_Exercise task:_
Quote every line of the material beneath this one.
----- Material for this exercise -----
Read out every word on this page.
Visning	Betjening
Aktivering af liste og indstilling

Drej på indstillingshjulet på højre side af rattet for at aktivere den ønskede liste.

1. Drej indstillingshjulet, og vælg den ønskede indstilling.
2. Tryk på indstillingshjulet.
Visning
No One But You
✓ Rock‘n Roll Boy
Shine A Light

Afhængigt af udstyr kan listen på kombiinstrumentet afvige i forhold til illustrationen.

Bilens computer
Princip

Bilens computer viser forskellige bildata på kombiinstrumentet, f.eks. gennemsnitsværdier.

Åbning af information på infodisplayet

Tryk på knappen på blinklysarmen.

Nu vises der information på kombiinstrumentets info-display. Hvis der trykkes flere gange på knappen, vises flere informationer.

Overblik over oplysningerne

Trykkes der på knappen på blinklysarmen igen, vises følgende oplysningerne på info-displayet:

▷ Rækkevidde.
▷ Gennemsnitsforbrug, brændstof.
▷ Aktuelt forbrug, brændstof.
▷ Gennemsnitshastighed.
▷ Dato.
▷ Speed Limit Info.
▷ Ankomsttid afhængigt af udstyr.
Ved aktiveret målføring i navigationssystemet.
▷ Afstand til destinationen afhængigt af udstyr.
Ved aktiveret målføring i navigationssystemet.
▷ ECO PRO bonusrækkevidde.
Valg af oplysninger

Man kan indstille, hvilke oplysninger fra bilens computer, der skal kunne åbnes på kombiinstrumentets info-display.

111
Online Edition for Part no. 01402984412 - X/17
-----
_Answer to the problem:_
Read out every word on this page.
Visning	Betjening
Aktivering af liste og indstilling

Drej på indstillingshjulet på højre side af rattet for at aktivere den ønskede liste.

1. Drej indstillingshjulet, og vælg den ønskede indstilling.
2. Tryk på indstillingshjulet.
Visning
No One But You
✓ Rock‘n Roll Boy
Shine A Light

Afhængigt af udstyr kan listen på kombiinstrumentet afvige i forhold til illustrationen.

Bilens computer
Princip

Bilens computer viser forskellige bildata på kombiinstrumentet, f.eks. gennemsnitsværdier.

Åbning af information på infodisplayet

Tryk på knappen på blinklysarmen.

Nu vises der information på kombiinstrumentets info-display. Hvis der trykkes flere gange på knappen, vises flere informationer.

Overblik over oplysningerne

Trykkes der på knappen på blinklysarmen igen, vises følgende oplysningerne på info-displayet:

▷ Rækkevidde.
▷ Gennemsnitsforbrug, brændstof.
▷ Aktuelt forbrug, brændstof.
▷ Gennemsnitshastighed.
▷ Dato.
▷ Speed Limit Info.
▷ Ankomsttid afhængigt af udstyr.
Ved aktiveret målføring i navigationssystemet.
▷ Afstand til destinationen afhængigt af udstyr.
Ved aktiveret målføring i navigationssystemet.
▷ ECO PRO bonusrækkevidde.
Valg af oplysninger

Man kan indstille, hvilke oplysninger fra bilens computer, der skal kunne åbnes på kombiinstrumentets info-display.

111
Online Edition for Part no. 01402984412 - X/17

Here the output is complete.